Task requirements ▸ Records follow. Pull out every line that contains "into".

Given records ▸
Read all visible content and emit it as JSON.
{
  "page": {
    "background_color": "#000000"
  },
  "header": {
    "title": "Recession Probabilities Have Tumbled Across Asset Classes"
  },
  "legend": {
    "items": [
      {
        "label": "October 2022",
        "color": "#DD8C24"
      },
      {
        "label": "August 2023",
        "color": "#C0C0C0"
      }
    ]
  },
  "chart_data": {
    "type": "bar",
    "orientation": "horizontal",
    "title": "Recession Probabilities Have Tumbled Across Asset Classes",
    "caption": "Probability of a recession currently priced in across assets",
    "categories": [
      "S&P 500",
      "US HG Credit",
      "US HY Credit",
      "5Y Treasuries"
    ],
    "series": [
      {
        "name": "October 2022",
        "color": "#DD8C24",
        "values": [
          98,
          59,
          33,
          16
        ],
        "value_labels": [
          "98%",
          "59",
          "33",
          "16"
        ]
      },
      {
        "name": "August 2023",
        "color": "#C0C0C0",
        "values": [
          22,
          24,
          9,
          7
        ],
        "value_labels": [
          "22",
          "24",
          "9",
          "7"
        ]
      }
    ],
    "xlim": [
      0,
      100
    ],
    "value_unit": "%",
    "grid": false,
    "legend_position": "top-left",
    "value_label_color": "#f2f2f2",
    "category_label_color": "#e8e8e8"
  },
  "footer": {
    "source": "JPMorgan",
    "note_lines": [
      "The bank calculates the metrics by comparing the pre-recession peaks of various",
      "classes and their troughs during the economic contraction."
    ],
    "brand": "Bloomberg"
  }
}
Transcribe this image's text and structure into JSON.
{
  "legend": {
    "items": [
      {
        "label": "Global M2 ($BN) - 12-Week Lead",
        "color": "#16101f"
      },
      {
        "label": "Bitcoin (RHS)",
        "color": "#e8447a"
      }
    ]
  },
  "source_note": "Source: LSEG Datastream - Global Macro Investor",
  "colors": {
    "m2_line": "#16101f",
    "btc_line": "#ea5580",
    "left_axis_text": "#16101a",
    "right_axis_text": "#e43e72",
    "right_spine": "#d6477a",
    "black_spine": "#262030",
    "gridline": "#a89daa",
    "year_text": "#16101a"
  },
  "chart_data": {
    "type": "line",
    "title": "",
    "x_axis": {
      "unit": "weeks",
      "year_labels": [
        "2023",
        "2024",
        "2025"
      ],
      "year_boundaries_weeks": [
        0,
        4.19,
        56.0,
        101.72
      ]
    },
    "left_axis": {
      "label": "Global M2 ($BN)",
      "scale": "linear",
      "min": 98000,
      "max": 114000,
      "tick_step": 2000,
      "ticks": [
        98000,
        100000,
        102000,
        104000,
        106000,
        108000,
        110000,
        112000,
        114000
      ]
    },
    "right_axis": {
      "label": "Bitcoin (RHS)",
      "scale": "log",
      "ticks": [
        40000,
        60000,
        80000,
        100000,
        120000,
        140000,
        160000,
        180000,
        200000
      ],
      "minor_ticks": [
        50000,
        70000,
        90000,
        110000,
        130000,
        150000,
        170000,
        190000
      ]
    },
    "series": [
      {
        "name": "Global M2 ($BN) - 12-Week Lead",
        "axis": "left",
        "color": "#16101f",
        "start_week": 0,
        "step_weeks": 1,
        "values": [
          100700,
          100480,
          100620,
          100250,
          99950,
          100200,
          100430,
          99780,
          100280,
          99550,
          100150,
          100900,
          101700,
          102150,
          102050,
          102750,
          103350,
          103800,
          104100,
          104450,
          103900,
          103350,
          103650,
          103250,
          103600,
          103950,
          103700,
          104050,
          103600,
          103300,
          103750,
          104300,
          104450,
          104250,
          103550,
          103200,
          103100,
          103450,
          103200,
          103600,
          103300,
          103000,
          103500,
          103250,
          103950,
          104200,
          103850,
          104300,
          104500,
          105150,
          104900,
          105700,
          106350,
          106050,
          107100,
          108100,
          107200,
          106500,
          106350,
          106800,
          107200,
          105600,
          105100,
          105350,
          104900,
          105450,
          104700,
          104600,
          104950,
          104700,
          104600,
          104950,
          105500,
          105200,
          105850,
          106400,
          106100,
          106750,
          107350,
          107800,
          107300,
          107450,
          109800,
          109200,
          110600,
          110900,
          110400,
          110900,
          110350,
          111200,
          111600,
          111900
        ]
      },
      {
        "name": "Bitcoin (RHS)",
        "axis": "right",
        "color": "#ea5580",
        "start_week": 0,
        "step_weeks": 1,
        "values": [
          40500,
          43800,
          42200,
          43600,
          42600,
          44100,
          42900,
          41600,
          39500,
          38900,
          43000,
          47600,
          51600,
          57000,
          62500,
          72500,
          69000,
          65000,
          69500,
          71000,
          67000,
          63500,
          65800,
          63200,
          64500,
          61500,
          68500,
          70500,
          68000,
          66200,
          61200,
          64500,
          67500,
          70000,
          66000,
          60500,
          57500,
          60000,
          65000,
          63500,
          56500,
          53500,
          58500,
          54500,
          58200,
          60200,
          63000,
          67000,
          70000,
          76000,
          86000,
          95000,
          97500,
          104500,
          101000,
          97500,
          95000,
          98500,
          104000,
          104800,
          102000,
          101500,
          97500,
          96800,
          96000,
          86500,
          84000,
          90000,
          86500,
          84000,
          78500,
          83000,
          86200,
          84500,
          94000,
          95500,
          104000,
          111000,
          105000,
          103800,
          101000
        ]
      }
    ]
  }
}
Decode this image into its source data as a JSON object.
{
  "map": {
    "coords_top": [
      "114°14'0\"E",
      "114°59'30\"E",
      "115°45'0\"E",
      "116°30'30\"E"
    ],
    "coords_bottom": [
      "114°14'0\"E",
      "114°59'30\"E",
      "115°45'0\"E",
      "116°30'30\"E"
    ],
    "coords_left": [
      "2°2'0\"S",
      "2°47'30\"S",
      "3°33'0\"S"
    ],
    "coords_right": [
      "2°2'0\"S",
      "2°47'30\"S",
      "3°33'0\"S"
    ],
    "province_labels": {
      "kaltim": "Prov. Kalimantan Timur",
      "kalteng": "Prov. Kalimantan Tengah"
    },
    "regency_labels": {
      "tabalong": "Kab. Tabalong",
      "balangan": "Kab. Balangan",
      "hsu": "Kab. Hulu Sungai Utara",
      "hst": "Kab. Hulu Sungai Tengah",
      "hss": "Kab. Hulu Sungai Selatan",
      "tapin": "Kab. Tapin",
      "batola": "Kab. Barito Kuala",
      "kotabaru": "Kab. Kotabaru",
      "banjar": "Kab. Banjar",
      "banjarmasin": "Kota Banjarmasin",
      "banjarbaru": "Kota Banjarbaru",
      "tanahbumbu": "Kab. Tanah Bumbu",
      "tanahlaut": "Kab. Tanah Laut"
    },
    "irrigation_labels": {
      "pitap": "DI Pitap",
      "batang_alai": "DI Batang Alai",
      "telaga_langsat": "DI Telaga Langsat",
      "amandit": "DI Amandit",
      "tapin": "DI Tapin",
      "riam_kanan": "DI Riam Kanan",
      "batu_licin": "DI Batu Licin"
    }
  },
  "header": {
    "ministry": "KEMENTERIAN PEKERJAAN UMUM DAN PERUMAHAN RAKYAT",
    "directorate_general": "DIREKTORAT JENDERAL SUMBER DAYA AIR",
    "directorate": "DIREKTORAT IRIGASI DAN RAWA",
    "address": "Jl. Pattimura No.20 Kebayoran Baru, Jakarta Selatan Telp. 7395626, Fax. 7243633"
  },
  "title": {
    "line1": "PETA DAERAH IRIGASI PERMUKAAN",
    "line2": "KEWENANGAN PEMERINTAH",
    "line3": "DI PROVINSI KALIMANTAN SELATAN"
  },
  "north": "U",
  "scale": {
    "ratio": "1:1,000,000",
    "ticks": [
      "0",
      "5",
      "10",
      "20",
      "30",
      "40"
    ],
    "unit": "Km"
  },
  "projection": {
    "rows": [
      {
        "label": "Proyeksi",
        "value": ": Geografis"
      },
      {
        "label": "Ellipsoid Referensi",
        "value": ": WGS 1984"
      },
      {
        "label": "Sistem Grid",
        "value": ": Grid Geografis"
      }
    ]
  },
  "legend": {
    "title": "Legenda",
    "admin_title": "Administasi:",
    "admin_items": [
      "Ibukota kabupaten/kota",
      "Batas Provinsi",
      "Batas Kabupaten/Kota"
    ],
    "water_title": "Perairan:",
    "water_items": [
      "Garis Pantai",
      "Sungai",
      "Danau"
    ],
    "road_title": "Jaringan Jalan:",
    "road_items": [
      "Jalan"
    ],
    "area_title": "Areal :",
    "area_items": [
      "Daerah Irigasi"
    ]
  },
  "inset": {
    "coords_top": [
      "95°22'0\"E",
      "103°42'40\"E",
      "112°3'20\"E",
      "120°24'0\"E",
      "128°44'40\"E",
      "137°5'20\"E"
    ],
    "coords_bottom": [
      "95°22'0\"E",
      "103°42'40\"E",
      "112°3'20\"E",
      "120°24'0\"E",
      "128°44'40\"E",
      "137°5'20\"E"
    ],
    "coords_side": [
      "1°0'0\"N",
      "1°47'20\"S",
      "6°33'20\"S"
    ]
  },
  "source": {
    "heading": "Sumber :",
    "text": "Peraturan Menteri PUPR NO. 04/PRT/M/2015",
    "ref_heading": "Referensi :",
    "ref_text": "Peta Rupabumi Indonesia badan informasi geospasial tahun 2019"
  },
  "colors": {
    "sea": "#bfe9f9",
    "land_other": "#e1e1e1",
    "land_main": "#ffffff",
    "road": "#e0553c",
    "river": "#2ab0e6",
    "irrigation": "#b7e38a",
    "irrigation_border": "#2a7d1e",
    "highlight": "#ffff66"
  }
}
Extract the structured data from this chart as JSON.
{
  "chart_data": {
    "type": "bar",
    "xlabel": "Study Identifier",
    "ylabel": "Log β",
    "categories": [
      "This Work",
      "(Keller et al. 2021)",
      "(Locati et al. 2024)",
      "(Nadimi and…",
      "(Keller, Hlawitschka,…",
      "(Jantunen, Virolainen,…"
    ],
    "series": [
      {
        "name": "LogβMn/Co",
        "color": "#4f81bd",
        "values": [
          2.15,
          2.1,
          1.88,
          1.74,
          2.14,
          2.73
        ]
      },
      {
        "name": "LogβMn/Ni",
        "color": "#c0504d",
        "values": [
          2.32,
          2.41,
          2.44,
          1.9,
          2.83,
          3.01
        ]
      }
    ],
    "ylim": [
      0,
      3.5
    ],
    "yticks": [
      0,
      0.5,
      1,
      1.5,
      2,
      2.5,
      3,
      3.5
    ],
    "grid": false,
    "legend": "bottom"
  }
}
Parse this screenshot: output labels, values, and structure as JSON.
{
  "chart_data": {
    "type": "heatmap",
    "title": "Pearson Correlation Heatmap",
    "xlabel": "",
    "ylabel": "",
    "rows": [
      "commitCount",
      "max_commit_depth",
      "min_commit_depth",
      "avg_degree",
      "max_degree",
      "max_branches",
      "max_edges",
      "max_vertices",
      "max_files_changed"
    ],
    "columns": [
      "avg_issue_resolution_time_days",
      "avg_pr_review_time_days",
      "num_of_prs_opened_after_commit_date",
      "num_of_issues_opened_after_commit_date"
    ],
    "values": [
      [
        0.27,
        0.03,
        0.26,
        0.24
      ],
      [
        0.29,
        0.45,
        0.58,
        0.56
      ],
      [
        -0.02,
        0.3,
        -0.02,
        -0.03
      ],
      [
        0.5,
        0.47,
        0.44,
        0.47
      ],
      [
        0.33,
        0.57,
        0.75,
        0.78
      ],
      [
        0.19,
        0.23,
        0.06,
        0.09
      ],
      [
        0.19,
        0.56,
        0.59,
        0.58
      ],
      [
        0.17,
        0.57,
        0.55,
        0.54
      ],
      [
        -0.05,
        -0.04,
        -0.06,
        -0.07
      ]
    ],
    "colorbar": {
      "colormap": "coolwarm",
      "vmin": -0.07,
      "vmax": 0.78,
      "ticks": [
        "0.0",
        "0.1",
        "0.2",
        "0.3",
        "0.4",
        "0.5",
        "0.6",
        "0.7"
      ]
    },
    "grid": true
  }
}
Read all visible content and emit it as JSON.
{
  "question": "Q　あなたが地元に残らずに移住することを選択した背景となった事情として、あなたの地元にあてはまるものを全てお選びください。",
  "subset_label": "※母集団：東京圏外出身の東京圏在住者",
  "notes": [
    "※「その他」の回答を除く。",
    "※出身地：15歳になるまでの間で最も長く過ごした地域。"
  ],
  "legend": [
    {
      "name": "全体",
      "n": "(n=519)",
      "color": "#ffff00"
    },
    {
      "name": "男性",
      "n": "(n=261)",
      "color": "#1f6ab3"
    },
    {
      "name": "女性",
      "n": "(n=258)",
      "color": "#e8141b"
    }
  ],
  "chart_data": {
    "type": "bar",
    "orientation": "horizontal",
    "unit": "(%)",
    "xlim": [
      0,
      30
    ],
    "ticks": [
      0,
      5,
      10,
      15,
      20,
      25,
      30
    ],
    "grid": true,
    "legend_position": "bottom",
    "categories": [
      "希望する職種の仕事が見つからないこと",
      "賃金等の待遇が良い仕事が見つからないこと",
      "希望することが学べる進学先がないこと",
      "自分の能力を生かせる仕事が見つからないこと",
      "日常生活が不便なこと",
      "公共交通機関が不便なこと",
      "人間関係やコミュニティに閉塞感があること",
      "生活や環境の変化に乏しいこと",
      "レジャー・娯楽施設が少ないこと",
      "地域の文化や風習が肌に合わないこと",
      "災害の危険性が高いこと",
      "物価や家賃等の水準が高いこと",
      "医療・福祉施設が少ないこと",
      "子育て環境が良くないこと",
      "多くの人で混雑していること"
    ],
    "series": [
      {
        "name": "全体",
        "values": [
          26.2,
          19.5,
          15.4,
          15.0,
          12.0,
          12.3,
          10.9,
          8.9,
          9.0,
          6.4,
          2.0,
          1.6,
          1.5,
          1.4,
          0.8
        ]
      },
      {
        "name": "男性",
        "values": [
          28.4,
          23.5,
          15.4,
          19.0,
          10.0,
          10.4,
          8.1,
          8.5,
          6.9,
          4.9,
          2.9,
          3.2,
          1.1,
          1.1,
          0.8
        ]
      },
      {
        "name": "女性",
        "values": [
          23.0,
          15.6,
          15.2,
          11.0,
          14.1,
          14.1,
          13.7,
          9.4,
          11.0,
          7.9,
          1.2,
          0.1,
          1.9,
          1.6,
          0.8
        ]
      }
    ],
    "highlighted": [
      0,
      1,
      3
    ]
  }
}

Output ▸
Transcribe this image's text and structure into JSON.
Decode this image into its source data as a JSON object.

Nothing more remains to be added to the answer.